══ Recorded information ══

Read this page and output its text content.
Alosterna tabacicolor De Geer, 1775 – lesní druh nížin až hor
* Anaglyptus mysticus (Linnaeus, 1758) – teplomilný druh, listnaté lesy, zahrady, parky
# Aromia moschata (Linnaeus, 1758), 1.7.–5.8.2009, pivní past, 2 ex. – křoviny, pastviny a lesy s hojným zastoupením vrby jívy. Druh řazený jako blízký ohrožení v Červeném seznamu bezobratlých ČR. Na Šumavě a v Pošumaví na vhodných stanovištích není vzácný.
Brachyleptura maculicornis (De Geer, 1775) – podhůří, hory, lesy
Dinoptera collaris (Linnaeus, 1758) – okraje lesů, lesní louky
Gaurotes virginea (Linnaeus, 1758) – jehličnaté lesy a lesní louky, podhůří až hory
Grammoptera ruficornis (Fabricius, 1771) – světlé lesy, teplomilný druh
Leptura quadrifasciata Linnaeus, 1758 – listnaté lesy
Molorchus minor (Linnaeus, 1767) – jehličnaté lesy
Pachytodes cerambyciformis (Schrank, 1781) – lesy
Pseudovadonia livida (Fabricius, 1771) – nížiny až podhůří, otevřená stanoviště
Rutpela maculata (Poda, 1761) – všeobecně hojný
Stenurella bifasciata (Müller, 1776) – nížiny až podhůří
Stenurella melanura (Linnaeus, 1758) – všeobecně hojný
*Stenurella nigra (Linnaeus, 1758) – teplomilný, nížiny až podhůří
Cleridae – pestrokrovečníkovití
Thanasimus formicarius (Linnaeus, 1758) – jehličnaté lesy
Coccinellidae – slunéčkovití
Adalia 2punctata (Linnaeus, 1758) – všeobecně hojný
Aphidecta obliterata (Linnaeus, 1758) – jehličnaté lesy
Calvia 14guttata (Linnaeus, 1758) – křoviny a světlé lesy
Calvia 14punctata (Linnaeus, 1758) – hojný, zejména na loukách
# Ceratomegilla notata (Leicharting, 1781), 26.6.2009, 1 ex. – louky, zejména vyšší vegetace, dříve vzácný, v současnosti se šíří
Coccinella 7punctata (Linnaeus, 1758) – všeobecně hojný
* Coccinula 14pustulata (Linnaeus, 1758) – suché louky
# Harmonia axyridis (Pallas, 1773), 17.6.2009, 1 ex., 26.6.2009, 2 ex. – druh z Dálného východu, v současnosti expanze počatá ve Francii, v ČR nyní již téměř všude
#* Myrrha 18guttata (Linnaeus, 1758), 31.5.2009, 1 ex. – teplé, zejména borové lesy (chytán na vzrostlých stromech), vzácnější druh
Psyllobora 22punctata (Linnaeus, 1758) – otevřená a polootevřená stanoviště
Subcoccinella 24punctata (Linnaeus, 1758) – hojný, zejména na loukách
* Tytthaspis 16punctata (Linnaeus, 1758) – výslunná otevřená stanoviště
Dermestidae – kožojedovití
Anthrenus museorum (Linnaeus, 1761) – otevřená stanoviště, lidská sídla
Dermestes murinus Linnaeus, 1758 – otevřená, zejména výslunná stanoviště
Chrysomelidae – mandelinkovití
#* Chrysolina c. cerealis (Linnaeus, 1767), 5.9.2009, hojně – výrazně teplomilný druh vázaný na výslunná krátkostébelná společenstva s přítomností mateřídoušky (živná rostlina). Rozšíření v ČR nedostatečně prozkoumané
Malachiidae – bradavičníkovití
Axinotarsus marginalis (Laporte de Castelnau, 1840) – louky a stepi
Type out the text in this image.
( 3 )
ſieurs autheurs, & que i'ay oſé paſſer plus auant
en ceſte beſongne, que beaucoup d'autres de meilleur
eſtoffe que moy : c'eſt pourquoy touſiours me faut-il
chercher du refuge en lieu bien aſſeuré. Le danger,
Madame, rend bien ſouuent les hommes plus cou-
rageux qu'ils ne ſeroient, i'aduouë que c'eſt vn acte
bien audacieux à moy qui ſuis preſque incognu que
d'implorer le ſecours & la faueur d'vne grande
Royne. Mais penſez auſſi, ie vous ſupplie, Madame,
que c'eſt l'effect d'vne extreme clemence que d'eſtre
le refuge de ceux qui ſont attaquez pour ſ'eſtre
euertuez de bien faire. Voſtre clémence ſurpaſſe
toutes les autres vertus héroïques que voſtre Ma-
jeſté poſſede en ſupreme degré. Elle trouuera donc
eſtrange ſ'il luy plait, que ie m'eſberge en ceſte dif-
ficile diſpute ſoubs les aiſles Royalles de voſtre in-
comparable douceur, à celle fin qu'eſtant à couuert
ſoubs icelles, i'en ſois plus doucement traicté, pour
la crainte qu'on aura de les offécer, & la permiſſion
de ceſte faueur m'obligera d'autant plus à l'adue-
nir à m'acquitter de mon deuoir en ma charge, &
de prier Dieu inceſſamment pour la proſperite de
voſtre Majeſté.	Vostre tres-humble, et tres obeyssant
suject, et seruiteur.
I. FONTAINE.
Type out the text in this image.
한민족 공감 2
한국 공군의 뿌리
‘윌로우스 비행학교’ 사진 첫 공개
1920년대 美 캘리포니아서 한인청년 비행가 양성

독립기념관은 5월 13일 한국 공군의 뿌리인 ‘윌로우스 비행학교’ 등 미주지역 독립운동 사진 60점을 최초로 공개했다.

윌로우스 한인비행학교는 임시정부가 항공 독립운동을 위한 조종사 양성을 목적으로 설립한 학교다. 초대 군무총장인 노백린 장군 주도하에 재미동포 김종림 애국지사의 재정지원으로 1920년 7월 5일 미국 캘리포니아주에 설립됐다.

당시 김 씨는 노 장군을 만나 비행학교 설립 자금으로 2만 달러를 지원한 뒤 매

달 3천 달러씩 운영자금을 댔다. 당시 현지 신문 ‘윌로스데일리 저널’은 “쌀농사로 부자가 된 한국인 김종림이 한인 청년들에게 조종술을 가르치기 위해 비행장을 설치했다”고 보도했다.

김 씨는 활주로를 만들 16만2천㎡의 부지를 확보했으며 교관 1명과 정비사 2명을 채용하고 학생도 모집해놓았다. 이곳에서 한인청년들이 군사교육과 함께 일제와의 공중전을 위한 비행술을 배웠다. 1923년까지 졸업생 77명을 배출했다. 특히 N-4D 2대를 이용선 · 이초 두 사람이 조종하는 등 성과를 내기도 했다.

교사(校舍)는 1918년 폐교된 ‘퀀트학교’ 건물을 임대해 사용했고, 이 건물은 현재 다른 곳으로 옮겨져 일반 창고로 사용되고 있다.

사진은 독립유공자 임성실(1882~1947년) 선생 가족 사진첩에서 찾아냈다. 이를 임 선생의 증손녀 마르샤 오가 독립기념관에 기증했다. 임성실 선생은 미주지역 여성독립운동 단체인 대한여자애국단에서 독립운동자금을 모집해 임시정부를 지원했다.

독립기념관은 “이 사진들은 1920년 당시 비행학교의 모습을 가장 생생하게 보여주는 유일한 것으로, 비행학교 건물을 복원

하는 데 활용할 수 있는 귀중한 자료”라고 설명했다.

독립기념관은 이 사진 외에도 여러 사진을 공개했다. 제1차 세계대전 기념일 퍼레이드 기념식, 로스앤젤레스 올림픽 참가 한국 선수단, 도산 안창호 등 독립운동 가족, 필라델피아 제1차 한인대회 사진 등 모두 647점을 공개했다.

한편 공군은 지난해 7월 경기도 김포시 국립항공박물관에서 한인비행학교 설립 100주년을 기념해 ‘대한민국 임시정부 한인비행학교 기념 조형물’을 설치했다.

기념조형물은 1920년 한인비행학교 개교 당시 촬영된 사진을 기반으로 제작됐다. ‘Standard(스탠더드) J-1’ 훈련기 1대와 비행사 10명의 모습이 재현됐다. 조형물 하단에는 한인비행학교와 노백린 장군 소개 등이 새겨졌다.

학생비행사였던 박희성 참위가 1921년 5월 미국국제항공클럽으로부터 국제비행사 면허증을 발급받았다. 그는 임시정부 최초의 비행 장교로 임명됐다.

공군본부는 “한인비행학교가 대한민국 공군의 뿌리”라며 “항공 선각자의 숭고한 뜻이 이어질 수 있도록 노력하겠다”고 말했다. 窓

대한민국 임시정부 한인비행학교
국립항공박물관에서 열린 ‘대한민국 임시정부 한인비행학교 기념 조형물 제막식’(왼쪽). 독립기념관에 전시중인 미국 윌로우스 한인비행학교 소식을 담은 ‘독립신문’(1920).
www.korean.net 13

═══

Description of the task: Show each line holding the word "ceſte".

Exercise result:
en ceſte beſongne, que beaucoup d'autres de meilleur
eſtrange ſ'il luy plait, que ie m'eſberge en ceſte dif-
de ceſte faueur m'obligera d'autant plus à l'adue-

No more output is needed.